Check each line of the listing, and copy it if it contains the word "الأوقاف".

--- Rows ---

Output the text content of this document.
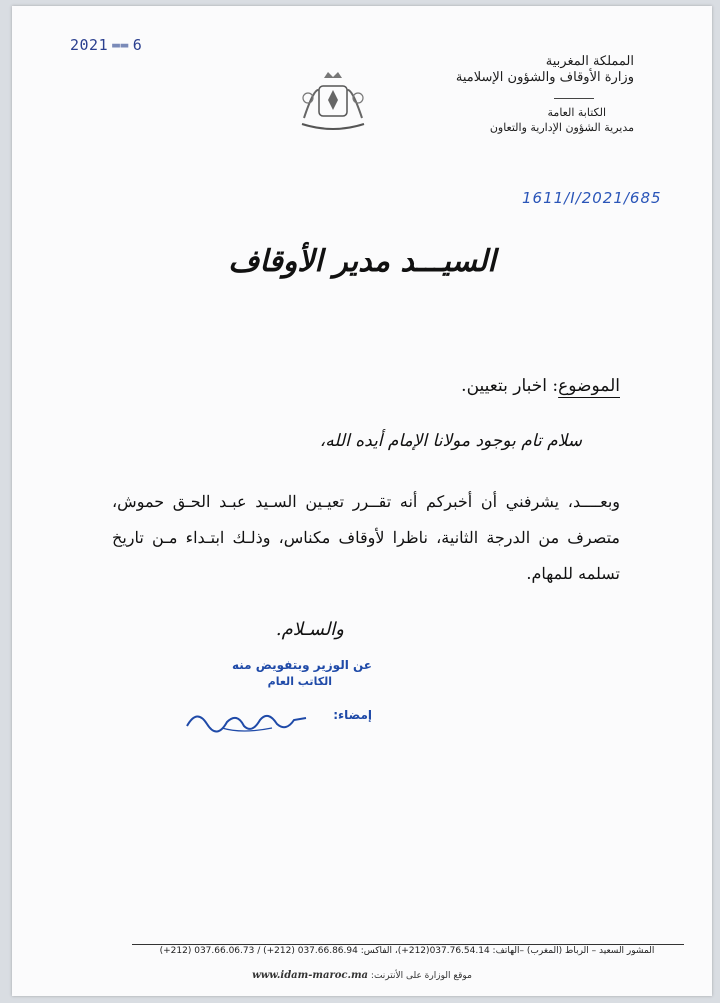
2021 ▬▬ 6
المملكة المغربية
وزارة الأوقاف والشؤون الإسلامية
الكتابة العامة
مديرية الشؤون الإدارية والتعاون
1611/I/2021/685
السيـــد مدير الأوقاف
الموضوع: اخبار بتعيين.
سلام تام بوجود مولانا الإمام أيده الله،
وبعــــد، يشرفني أن أخبركم أنه تقــرر تعيـين السـيد عبـد الحـق حموش، متصرف من الدرجة الثانية، ناظرا لأوقاف مكناس، وذلـك ابتـداء مـن تاريخ تسلمه للمهام.
والسـلام.
عن الوزير وبتفويض منه
الكاتب العام
إمضاء:
المشور السعيد – الرباط (المغرب) –الهاتف: 037.76.54.14(212+)، الفاكس: 037.66.86.94 (212+) / 037.66.06.73 (212+)
موقع الوزارة على الأنترنت: www.idam-maroc.ma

---

**Solved problem:**
وزارة الأوقاف والشؤون الإسلامية
السيـــد مدير الأوقاف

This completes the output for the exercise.